DIRECTIONS
Any pictures in the records below should be skipped; write out everything else exactly.

* Start MATERIAL TO PROCESS *

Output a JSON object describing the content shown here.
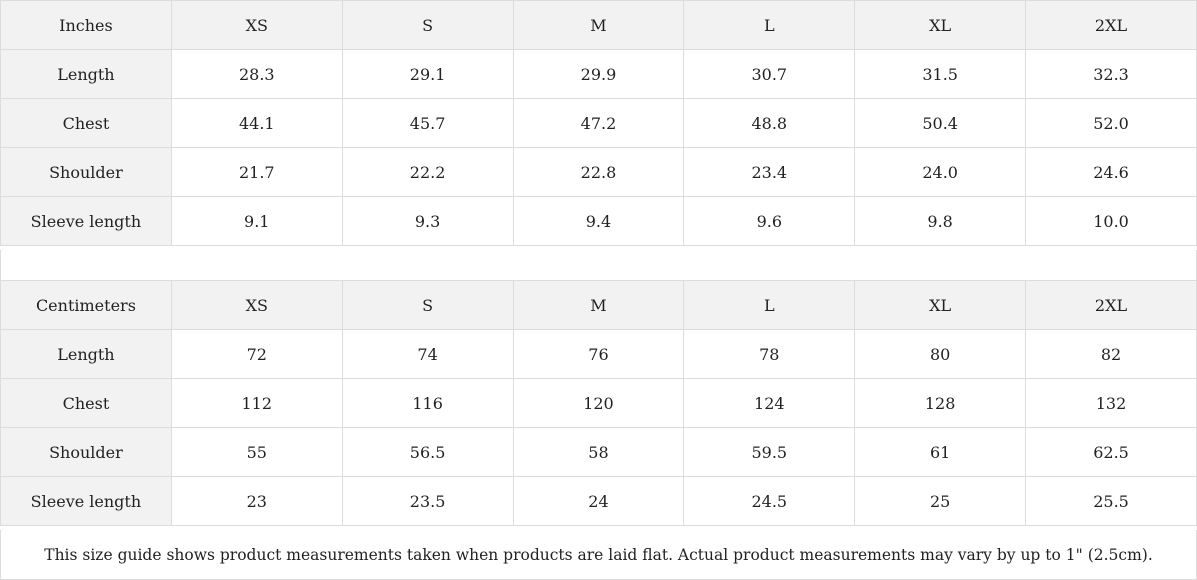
{
  "tables": [
    {
      "id": "inches",
      "header": [
        "Inches",
        "XS",
        "S",
        "M",
        "L",
        "XL",
        "2XL"
      ],
      "rows": [
        {
          "label": "Length",
          "values": [
            "28.3",
            "29.1",
            "29.9",
            "30.7",
            "31.5",
            "32.3"
          ]
        },
        {
          "label": "Chest",
          "values": [
            "44.1",
            "45.7",
            "47.2",
            "48.8",
            "50.4",
            "52.0"
          ]
        },
        {
          "label": "Shoulder",
          "values": [
            "21.7",
            "22.2",
            "22.8",
            "23.4",
            "24.0",
            "24.6"
          ]
        },
        {
          "label": "Sleeve length",
          "values": [
            "9.1",
            "9.3",
            "9.4",
            "9.6",
            "9.8",
            "10.0"
          ]
        }
      ]
    },
    {
      "id": "cm",
      "header": [
        "Centimeters",
        "XS",
        "S",
        "M",
        "L",
        "XL",
        "2XL"
      ],
      "rows": [
        {
          "label": "Length",
          "values": [
            "72",
            "74",
            "76",
            "78",
            "80",
            "82"
          ]
        },
        {
          "label": "Chest",
          "values": [
            "112",
            "116",
            "120",
            "124",
            "128",
            "132"
          ]
        },
        {
          "label": "Shoulder",
          "values": [
            "55",
            "56.5",
            "58",
            "59.5",
            "61",
            "62.5"
          ]
        },
        {
          "label": "Sleeve length",
          "values": [
            "23",
            "23.5",
            "24",
            "24.5",
            "25",
            "25.5"
          ]
        }
      ]
    }
  ],
  "footnote": "This size guide shows product measurements taken when products are laid flat.  Actual product measurements may vary by up to 1\" (2.5cm).",
  "colors": {
    "header_background": "#f2f2f2",
    "cell_background": "#ffffff",
    "border": "#dcdcdc",
    "text": "#222222"
  }
}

* End MATERIAL TO PROCESS *

SOLUTION TO THIS TASK
Output a JSON object describing the content shown here.
{
  "tables": [
    {
      "id": "inches",
      "header": [
        "Inches",
        "XS",
        "S",
        "M",
        "L",
        "XL",
        "2XL"
      ],
      "rows": [
        {
          "label": "Length",
          "values": [
            "28.3",
            "29.1",
            "29.9",
            "30.7",
            "31.5",
            "32.3"
          ]
        },
        {
          "label": "Chest",
          "values": [
            "44.1",
            "45.7",
            "47.2",
            "48.8",
            "50.4",
            "52.0"
          ]
        },
        {
          "label": "Shoulder",
          "values": [
            "21.7",
            "22.2",
            "22.8",
            "23.4",
            "24.0",
            "24.6"
          ]
        },
        {
          "label": "Sleeve length",
          "values": [
            "9.1",
            "9.3",
            "9.4",
            "9.6",
            "9.8",
            "10.0"
          ]
        }
      ]
    },
    {
      "id": "cm",
      "header": [
        "Centimeters",
        "XS",
        "S",
        "M",
        "L",
        "XL",
        "2XL"
      ],
      "rows": [
        {
          "label": "Length",
          "values": [
            "72",
            "74",
            "76",
            "78",
            "80",
            "82"
          ]
        },
        {
          "label": "Chest",
          "values": [
            "112",
            "116",
            "120",
            "124",
            "128",
            "132"
          ]
        },
        {
          "label": "Shoulder",
          "values": [
            "55",
            "56.5",
            "58",
            "59.5",
            "61",
            "62.5"
          ]
        },
        {
          "label": "Sleeve length",
          "values": [
            "23",
            "23.5",
            "24",
            "24.5",
            "25",
            "25.5"
          ]
        }
      ]
    }
  ],
  "footnote": "This size guide shows product measurements taken when products are laid flat.  Actual product measurements may vary by up to 1\" (2.5cm).",
  "colors": {
    "header_background": "#f2f2f2",
    "cell_background": "#ffffff",
    "border": "#dcdcdc",
    "text": "#222222"
  }
}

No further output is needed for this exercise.